■ Directions: Give every line of the data again, unchanged, but with no pictures.

■ Dataset records:

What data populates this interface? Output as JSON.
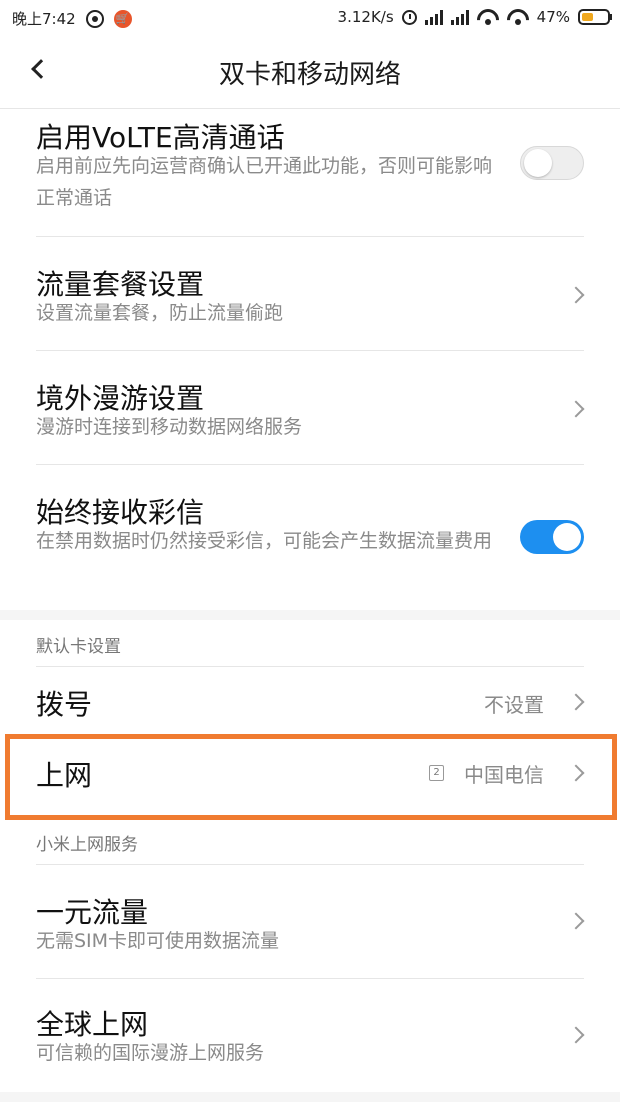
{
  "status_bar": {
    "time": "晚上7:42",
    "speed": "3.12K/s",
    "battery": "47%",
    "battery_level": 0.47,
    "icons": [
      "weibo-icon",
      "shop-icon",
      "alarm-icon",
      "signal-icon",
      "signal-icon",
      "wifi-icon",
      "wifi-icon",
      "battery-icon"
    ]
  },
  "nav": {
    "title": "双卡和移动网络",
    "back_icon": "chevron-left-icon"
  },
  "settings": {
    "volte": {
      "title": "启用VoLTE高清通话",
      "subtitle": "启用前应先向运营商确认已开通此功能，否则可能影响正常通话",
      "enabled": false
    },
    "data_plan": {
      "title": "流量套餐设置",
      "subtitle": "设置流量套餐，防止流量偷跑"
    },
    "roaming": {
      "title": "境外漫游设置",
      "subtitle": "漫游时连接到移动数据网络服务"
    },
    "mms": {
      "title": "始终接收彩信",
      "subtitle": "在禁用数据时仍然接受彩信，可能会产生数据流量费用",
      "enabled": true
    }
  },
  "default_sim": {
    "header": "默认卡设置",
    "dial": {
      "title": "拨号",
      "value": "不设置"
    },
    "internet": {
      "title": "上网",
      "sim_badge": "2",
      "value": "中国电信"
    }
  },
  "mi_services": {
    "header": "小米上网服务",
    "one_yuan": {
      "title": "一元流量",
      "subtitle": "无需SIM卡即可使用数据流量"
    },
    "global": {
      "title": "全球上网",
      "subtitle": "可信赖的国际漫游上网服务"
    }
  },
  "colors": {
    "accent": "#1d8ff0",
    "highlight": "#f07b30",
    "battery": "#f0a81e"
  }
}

■ Response to the task:
What data populates this interface? Output as JSON.
{
  "status_bar": {
    "time": "晚上7:42",
    "speed": "3.12K/s",
    "battery": "47%",
    "battery_level": 0.47,
    "icons": [
      "weibo-icon",
      "shop-icon",
      "alarm-icon",
      "signal-icon",
      "signal-icon",
      "wifi-icon",
      "wifi-icon",
      "battery-icon"
    ]
  },
  "nav": {
    "title": "双卡和移动网络",
    "back_icon": "chevron-left-icon"
  },
  "settings": {
    "volte": {
      "title": "启用VoLTE高清通话",
      "subtitle": "启用前应先向运营商确认已开通此功能，否则可能影响正常通话",
      "enabled": false
    },
    "data_plan": {
      "title": "流量套餐设置",
      "subtitle": "设置流量套餐，防止流量偷跑"
    },
    "roaming": {
      "title": "境外漫游设置",
      "subtitle": "漫游时连接到移动数据网络服务"
    },
    "mms": {
      "title": "始终接收彩信",
      "subtitle": "在禁用数据时仍然接受彩信，可能会产生数据流量费用",
      "enabled": true
    }
  },
  "default_sim": {
    "header": "默认卡设置",
    "dial": {
      "title": "拨号",
      "value": "不设置"
    },
    "internet": {
      "title": "上网",
      "sim_badge": "2",
      "value": "中国电信"
    }
  },
  "mi_services": {
    "header": "小米上网服务",
    "one_yuan": {
      "title": "一元流量",
      "subtitle": "无需SIM卡即可使用数据流量"
    },
    "global": {
      "title": "全球上网",
      "subtitle": "可信赖的国际漫游上网服务"
    }
  },
  "colors": {
    "accent": "#1d8ff0",
    "highlight": "#f07b30",
    "battery": "#f0a81e"
  }
}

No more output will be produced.